---------- Extracted data ----------

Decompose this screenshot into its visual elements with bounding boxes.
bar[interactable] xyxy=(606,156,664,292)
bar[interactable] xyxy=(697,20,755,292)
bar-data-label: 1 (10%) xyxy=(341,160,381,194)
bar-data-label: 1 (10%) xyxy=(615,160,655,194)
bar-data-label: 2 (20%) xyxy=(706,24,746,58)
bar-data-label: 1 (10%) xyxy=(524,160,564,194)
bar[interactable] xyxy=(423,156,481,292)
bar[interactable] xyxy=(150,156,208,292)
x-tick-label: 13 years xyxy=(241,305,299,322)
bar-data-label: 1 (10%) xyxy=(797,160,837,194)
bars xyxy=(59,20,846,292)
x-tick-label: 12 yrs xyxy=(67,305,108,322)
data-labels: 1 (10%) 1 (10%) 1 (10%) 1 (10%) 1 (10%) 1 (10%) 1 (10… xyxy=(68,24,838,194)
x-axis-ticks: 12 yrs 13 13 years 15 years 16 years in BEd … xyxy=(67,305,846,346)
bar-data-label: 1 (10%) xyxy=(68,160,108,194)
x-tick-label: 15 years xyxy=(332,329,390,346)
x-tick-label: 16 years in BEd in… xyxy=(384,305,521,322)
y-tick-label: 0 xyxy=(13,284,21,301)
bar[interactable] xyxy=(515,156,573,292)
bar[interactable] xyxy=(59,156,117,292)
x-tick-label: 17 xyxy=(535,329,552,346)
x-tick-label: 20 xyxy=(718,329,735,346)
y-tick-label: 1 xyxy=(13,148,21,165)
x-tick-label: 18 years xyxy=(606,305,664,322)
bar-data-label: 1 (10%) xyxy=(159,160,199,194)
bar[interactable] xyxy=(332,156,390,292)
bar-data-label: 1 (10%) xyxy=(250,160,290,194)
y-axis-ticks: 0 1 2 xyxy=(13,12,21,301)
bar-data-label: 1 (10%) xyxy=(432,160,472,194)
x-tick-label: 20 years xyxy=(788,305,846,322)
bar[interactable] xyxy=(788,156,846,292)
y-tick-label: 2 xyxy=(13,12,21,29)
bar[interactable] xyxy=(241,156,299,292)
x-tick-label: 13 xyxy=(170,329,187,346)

----------

### Stated problem
Update the records from their first line through the line containing "x-tick-label: 18 years xyxy=(606,305,664,322)", replacing "interactable" with "clickable" and leaving everything else unchanged.

### Task response
Decompose this screenshot into its visual elements with bounding boxes.
bar[clickable] xyxy=(606,156,664,292)
bar[clickable] xyxy=(697,20,755,292)
bar-data-label: 1 (10%) xyxy=(341,160,381,194)
bar-data-label: 1 (10%) xyxy=(615,160,655,194)
bar-data-label: 2 (20%) xyxy=(706,24,746,58)
bar-data-label: 1 (10%) xyxy=(524,160,564,194)
bar[clickable] xyxy=(423,156,481,292)
bar[clickable] xyxy=(150,156,208,292)
x-tick-label: 13 years xyxy=(241,305,299,322)
bar-data-label: 1 (10%) xyxy=(797,160,837,194)
bars xyxy=(59,20,846,292)
x-tick-label: 12 yrs xyxy=(67,305,108,322)
data-labels: 1 (10%) 1 (10%) 1 (10%) 1 (10%) 1 (10%) 1 (10%) 1 (10… xyxy=(68,24,838,194)
x-axis-ticks: 12 yrs 13 13 years 15 years 16 years in BEd … xyxy=(67,305,846,346)
bar-data-label: 1 (10%) xyxy=(68,160,108,194)
x-tick-label: 15 years xyxy=(332,329,390,346)
x-tick-label: 16 years in BEd in… xyxy=(384,305,521,322)
y-tick-label: 0 xyxy=(13,284,21,301)
bar[clickable] xyxy=(515,156,573,292)
bar[clickable] xyxy=(59,156,117,292)
x-tick-label: 17 xyxy=(535,329,552,346)
x-tick-label: 20 xyxy=(718,329,735,346)
y-tick-label: 1 xyxy=(13,148,21,165)
x-tick-label: 18 years xyxy=(606,305,664,322)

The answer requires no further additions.